> YOUR GOAL:
Every line that includes the word "with" is to be listed.

# Start of STORED RECORDS

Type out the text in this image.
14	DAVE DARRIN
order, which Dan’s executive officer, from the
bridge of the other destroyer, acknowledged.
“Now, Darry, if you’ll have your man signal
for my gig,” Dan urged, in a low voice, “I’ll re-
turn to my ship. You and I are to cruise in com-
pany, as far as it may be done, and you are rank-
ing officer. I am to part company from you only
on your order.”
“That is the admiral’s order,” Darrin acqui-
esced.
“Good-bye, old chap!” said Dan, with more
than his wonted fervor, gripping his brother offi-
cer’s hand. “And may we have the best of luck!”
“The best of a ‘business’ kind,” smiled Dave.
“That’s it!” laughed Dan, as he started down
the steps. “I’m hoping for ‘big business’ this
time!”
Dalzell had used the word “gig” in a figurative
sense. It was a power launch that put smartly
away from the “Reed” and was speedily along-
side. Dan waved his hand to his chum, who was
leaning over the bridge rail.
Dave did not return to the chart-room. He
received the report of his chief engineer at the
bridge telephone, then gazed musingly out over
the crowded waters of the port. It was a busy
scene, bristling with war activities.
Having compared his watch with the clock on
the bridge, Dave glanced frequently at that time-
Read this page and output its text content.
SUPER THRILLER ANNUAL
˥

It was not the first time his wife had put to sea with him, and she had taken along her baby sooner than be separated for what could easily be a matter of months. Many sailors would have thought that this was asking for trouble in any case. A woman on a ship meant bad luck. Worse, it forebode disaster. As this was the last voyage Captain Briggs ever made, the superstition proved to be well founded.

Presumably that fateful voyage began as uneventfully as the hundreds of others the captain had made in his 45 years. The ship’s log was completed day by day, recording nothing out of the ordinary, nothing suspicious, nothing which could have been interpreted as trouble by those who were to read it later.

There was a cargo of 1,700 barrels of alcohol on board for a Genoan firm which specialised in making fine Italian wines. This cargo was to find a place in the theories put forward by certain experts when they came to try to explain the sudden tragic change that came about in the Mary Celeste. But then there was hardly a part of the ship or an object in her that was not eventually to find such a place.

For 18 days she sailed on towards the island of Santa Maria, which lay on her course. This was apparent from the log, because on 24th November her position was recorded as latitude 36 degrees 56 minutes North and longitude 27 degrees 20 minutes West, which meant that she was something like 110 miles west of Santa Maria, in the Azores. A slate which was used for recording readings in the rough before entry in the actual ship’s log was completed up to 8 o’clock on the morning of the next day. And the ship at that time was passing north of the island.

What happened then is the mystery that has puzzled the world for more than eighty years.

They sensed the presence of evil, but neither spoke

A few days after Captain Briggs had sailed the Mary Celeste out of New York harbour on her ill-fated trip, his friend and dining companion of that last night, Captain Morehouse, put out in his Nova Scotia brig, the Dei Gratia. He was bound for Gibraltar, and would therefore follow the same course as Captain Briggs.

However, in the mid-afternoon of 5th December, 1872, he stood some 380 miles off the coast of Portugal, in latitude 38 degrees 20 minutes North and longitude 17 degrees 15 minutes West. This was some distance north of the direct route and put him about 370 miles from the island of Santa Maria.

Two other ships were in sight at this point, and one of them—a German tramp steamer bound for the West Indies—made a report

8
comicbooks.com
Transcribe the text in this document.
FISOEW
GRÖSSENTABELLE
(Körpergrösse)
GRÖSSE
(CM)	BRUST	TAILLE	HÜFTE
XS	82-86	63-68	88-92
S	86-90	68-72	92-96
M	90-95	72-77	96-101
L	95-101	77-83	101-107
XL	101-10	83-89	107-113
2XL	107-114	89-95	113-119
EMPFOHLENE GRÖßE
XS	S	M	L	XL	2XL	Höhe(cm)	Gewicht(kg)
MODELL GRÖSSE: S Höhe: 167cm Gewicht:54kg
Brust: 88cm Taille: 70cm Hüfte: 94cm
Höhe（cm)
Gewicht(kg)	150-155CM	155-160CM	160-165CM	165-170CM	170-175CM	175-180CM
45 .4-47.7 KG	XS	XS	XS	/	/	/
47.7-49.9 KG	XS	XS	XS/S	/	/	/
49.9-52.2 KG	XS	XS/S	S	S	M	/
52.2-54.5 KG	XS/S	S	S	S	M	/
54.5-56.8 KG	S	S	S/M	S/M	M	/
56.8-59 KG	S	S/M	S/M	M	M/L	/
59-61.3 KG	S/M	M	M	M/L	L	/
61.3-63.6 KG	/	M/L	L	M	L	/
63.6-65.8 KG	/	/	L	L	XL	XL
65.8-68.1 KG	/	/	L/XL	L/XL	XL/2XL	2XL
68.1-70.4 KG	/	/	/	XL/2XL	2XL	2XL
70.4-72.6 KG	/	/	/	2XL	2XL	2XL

# End of STORED RECORDS

> FULL ANSWER:
“Good-bye, old chap!” said Dan, with more
scene, bristling with war activities.
Having compared his watch with the clock on
It was not the first time his wife had put to sea with him, and she had taken along her baby sooner than be separated for what could easily be a matter of months. Many sailors would have thought that this was asking for trouble in any case. A woman on a ship meant bad luck. Worse, it forebode disaster. As this was the last voyage Captain Briggs ever made, the superstition proved to be well founded.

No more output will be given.